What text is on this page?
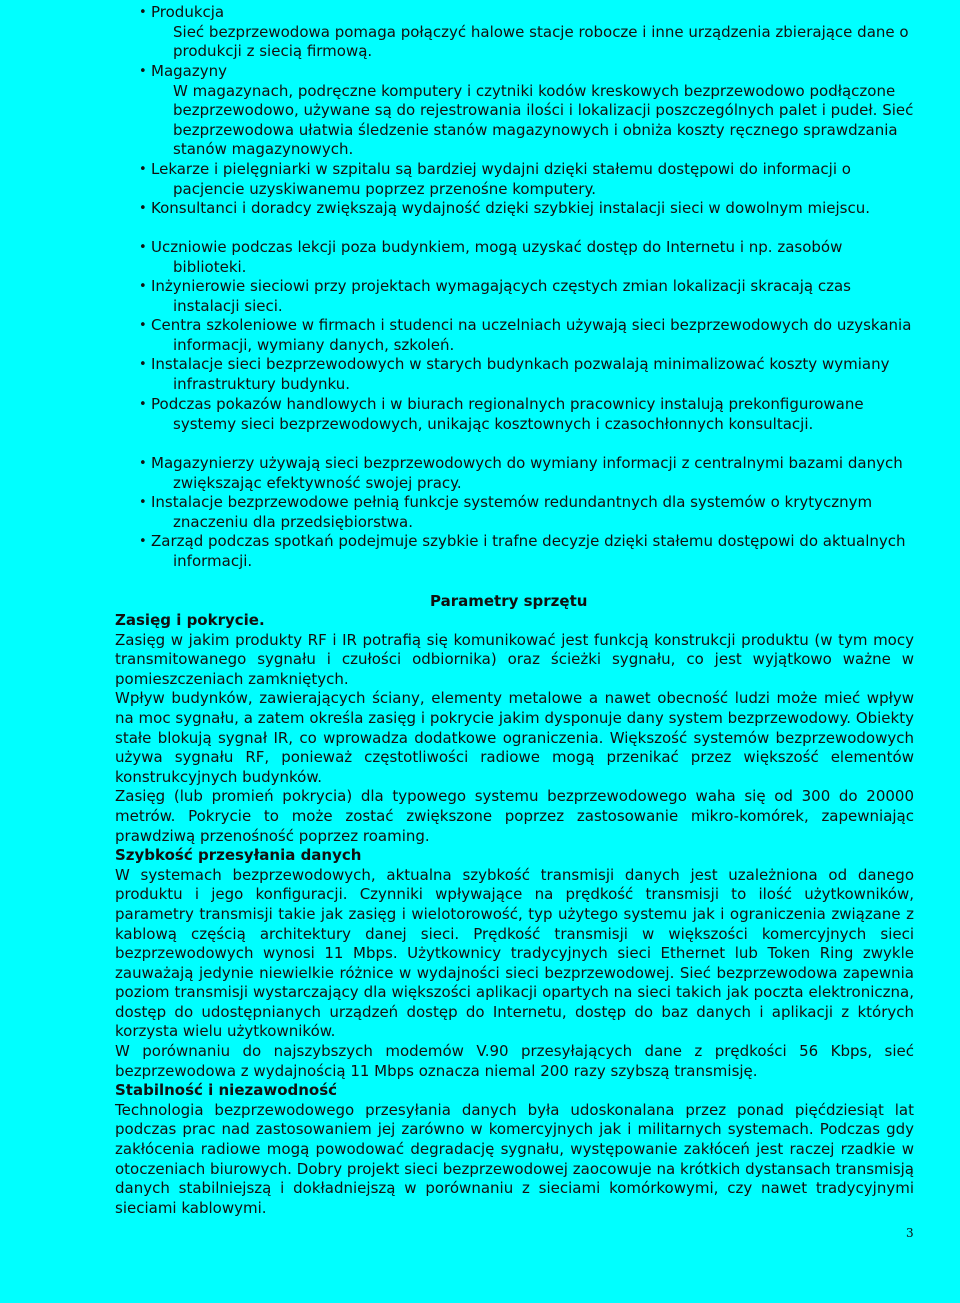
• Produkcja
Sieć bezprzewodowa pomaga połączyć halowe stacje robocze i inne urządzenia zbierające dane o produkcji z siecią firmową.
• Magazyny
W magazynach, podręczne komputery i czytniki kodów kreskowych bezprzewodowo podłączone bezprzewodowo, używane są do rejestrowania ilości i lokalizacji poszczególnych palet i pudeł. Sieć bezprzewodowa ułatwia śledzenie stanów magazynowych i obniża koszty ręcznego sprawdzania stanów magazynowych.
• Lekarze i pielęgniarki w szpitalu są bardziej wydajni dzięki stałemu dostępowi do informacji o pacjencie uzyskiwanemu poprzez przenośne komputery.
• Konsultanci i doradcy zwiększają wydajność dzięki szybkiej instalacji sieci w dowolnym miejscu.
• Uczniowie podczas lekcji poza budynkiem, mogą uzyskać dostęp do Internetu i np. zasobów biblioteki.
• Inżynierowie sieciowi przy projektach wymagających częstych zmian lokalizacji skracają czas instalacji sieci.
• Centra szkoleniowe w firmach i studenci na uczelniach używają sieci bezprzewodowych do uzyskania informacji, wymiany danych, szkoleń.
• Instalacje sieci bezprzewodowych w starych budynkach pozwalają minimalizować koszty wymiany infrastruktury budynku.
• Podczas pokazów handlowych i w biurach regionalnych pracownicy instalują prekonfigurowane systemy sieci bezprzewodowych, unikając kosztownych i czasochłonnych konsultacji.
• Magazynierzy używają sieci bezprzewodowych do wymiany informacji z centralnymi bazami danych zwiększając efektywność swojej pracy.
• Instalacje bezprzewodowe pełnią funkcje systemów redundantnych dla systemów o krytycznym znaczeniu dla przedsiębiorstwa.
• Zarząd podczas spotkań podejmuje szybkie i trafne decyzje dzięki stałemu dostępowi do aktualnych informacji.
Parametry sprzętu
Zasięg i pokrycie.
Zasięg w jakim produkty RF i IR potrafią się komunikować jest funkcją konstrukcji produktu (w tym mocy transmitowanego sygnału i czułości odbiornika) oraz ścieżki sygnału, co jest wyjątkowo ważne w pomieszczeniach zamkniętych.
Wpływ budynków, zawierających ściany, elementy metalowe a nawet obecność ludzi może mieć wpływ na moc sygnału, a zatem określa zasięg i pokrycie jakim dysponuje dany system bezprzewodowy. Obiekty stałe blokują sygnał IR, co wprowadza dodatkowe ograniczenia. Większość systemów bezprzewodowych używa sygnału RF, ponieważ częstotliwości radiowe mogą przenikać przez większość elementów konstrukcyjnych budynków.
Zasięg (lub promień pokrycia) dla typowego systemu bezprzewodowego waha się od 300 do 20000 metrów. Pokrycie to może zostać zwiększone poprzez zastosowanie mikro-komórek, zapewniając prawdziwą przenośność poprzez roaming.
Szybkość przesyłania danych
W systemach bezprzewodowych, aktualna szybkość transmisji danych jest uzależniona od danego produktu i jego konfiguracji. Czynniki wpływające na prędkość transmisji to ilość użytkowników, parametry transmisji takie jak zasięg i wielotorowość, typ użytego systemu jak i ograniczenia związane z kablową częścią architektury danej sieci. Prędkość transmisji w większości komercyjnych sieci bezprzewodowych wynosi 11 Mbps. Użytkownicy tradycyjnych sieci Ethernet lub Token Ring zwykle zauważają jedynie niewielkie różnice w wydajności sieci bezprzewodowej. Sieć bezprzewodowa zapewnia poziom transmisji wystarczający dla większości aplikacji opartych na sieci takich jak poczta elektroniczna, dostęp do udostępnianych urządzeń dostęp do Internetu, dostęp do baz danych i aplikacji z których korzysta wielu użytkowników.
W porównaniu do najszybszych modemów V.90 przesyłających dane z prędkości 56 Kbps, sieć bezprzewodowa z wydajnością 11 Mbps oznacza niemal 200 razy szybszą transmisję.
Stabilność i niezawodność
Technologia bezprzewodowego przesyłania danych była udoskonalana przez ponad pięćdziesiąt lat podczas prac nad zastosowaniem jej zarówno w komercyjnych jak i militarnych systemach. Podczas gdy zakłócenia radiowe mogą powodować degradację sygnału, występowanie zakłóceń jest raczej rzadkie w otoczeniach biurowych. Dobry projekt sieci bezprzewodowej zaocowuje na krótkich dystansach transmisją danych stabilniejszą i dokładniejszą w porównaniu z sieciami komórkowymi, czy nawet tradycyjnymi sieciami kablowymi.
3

• [Goal] Show every line that contains the word "Instalacje".

• [Task output]
• Instalacje sieci bezprzewodowych w starych budynkach pozwalają minimalizować koszty wymiany infrastruktury budynku.
• Instalacje bezprzewodowe pełnią funkcje systemów redundantnych dla systemów o krytycznym znaczeniu dla przedsiębiorstwa.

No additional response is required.